## [Extracted records]
┄┄┄┄┄┄┄┄┄┄

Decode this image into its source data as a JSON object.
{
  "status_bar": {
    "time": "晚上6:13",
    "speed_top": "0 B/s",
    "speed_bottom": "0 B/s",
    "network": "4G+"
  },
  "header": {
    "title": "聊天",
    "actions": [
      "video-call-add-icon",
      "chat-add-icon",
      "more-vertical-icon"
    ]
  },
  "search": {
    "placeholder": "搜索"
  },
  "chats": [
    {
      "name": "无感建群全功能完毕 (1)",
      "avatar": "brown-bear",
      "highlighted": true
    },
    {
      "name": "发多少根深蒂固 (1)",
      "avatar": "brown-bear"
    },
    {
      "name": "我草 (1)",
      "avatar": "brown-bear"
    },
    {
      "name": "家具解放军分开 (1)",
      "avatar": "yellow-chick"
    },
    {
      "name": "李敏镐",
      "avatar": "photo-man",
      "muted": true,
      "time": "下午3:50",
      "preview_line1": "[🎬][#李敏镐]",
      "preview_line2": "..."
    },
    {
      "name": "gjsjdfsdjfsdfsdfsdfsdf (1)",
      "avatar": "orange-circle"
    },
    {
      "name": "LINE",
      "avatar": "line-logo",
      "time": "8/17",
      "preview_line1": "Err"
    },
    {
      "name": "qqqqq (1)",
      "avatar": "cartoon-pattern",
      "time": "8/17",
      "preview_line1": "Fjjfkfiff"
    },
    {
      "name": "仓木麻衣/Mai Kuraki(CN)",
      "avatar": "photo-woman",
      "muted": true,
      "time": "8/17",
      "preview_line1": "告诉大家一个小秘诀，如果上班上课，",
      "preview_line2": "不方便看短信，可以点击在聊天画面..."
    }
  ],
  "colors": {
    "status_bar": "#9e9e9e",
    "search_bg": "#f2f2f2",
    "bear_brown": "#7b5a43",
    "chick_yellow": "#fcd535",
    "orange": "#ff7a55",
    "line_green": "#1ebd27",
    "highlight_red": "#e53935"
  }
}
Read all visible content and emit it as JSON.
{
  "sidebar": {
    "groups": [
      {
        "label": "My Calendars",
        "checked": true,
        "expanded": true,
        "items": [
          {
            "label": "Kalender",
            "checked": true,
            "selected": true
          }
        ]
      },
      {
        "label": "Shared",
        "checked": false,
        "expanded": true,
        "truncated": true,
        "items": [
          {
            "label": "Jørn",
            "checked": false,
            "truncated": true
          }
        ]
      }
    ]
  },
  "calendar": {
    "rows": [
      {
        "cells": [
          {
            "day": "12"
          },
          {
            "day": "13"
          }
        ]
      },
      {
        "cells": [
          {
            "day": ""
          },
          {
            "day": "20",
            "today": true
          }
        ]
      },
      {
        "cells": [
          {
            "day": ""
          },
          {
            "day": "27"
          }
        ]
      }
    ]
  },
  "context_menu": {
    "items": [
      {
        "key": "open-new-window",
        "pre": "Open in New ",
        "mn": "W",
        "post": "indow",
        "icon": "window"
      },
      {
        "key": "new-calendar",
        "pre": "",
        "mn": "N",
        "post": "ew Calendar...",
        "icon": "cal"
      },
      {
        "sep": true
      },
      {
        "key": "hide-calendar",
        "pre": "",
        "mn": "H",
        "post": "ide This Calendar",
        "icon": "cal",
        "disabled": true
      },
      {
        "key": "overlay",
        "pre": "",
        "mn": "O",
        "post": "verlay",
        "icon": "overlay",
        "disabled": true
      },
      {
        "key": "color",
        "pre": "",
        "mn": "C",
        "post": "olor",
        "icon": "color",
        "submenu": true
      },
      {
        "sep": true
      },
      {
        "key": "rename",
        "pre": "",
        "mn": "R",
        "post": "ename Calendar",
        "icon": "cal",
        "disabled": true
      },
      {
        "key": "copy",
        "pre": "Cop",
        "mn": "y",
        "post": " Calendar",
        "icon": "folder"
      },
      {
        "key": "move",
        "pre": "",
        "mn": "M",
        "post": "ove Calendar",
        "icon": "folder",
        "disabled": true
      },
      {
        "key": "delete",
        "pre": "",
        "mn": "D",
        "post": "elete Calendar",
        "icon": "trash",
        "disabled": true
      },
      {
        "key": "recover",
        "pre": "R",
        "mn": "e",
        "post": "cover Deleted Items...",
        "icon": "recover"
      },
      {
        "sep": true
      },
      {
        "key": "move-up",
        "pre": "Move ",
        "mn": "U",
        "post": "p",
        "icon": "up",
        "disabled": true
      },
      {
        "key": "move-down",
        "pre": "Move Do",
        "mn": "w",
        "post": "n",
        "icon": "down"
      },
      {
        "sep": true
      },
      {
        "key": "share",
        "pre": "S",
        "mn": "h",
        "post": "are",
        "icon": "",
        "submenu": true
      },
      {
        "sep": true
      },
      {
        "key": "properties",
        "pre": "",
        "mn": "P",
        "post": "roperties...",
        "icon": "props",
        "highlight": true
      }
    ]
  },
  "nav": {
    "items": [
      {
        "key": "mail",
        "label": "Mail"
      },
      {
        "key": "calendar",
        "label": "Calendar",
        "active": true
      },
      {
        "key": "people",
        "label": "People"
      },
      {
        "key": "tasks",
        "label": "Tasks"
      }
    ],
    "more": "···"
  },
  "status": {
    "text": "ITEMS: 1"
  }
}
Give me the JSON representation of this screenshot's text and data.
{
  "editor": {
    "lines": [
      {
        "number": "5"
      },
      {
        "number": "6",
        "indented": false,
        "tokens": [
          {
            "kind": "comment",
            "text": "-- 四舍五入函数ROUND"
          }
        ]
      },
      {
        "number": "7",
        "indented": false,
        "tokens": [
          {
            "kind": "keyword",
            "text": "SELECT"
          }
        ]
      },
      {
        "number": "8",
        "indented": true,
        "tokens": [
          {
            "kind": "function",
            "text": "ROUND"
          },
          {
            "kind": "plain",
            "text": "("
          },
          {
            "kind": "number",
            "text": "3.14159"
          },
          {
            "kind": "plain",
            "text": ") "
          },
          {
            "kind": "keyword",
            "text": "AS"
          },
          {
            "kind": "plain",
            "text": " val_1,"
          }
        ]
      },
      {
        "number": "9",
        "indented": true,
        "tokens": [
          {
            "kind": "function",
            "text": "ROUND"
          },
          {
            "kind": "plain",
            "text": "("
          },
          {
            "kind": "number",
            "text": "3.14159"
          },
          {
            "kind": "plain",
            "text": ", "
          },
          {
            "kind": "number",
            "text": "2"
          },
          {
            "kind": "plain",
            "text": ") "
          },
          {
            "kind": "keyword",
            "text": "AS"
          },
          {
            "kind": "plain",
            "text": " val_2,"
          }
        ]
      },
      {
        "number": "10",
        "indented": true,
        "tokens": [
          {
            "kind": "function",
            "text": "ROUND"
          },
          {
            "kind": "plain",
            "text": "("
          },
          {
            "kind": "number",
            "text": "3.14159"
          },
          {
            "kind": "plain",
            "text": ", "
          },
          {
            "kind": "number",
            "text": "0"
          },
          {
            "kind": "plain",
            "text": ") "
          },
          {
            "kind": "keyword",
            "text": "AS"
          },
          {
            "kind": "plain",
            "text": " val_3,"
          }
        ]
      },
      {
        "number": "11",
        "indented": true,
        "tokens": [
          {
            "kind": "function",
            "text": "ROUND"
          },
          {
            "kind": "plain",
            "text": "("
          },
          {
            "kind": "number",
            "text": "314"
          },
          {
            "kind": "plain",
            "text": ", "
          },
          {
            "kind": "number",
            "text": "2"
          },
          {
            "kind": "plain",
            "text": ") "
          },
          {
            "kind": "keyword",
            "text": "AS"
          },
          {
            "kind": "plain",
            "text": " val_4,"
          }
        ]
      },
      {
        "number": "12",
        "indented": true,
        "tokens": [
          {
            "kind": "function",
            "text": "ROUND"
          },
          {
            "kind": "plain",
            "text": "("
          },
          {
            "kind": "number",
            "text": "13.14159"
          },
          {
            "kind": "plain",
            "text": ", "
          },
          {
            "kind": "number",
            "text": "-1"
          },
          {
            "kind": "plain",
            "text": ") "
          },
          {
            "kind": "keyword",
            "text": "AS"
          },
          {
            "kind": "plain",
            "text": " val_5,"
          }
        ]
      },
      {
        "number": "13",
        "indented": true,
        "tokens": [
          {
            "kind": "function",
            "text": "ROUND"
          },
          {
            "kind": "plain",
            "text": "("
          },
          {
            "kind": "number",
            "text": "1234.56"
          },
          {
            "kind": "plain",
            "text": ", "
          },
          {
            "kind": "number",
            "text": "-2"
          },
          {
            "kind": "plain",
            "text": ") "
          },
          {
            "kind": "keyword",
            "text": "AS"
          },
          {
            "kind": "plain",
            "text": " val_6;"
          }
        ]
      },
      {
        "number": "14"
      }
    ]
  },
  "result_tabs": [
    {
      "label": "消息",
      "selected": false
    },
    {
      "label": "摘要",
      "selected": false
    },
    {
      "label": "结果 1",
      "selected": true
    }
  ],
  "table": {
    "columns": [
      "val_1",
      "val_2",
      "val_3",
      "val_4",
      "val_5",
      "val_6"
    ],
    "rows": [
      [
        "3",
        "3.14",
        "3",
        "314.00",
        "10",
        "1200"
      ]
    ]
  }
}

┄┄┄┄┄┄┄┄┄┄

## [Written task]
Of the lines in the material above, state how many contain the string "selected"; give no other text.

## [Solution]
4